One thing this review can’t tell you is how exactly the MSI Claw 8 AI+ improves on the original Claw, for the simple reason that MSI themselves binned off the latter before I had a chance to try it. Three months, it lasted, before this do-over got announced. Three months! And people say the Steam Deck OLED came too soon.

The good news is that the Claw 8 AI+’s mostly-internal revamping – new CPU, new GPU, fatter battery etc. – has produced a handheld that not only thrashes Valve’s upgraded Steam Deck on games performance, but is up there with the best of its Windows-based brethren-portables on longevity. You know what, it probably is better than the Claw. Yeah.

All the same, the Claw 8 AI+ won’t suit everyone, especially those of petite mitt. At 299mm wide and 24mm thick in the middle, it’s a far bulkier handheld than any Steam Deck, and at 795g it’s almost as heavy as the slabbish Lenovo Legion Go. It’s also an expensive investment in a market that’s increasingly stuffed with expensive investments, its frightful £899 / $900 price tag dwarfing even those of the Legion Go, the Asus ROG Ally X, and the Zotac Zone. And, once again, you don’t even get a case.

Problems »
a) Write out the passage of the MSI Claw 8 AI+ review between "One thing this" and "the Claw. Yeah.", inclusive.
b) Write the next part of the MSI Claw 8 AI+ review, picking up after its final sentence.
The lines that follow bear no relation to the review of the handheld.

Recorded information »
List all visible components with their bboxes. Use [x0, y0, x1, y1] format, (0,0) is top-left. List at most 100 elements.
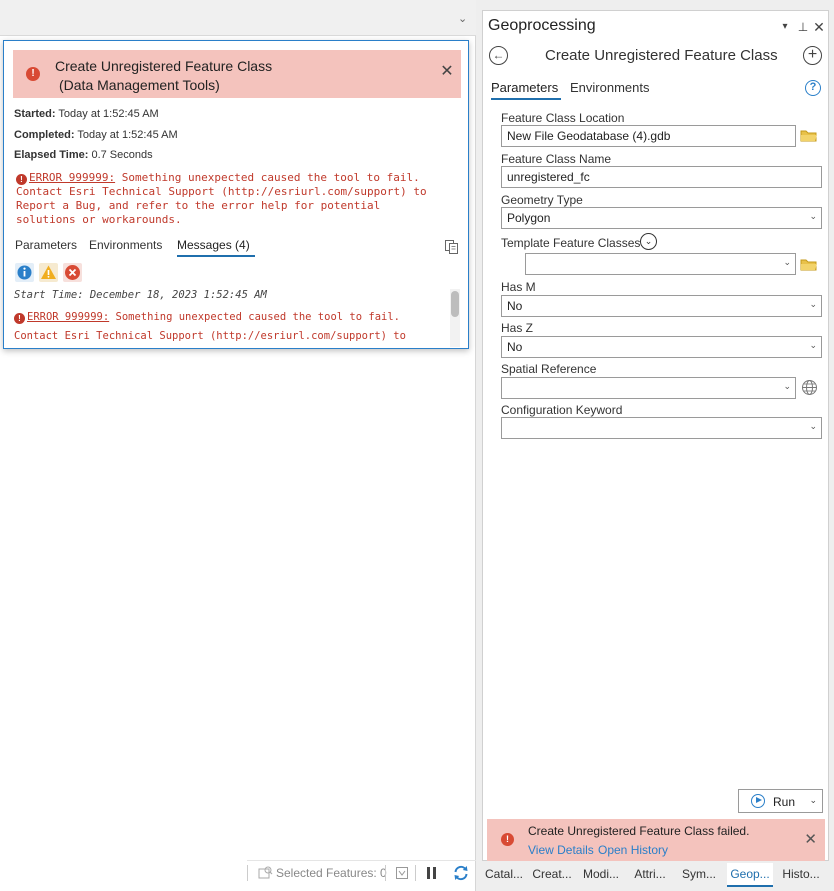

Answers per task »
a)
One thing this review can’t tell you is how exactly the MSI Claw 8 AI+ improves on the original Claw, for the simple reason that MSI themselves binned off the latter before I had a chance to try it. Three months, it lasted, before this do-over got announced. Three months! And people say the Steam Deck OLED came too soon.

The good news is that the Claw 8 AI+’s mostly-internal revamping – new CPU, new GPU, fatter battery etc. – has produced a handheld that not only thrashes Valve’s upgraded Steam Deck on games performance, but is up there with the best of its Windows-based brethren-portables on longevity. You know what, it probably is better than the Claw. Yeah.

b)
Why endure all this mass, and/or massive financial damage? Primarily, it’s because within that hefty shell lies one very enthusiastically beating heart. MSI have stuck by their experiment in using Intel chips instead of the current handheld PC-standard AMD APUs, and in particular, the Claw 8 AI+’s Arc 140V GPU pays off. Even running games at native 1200p, it repeatedly outpaces the 800p-limited Steam Deck, and either beats or (more or less) matches other high-end Windows machines like the ROG Ally X and Zotac Zone.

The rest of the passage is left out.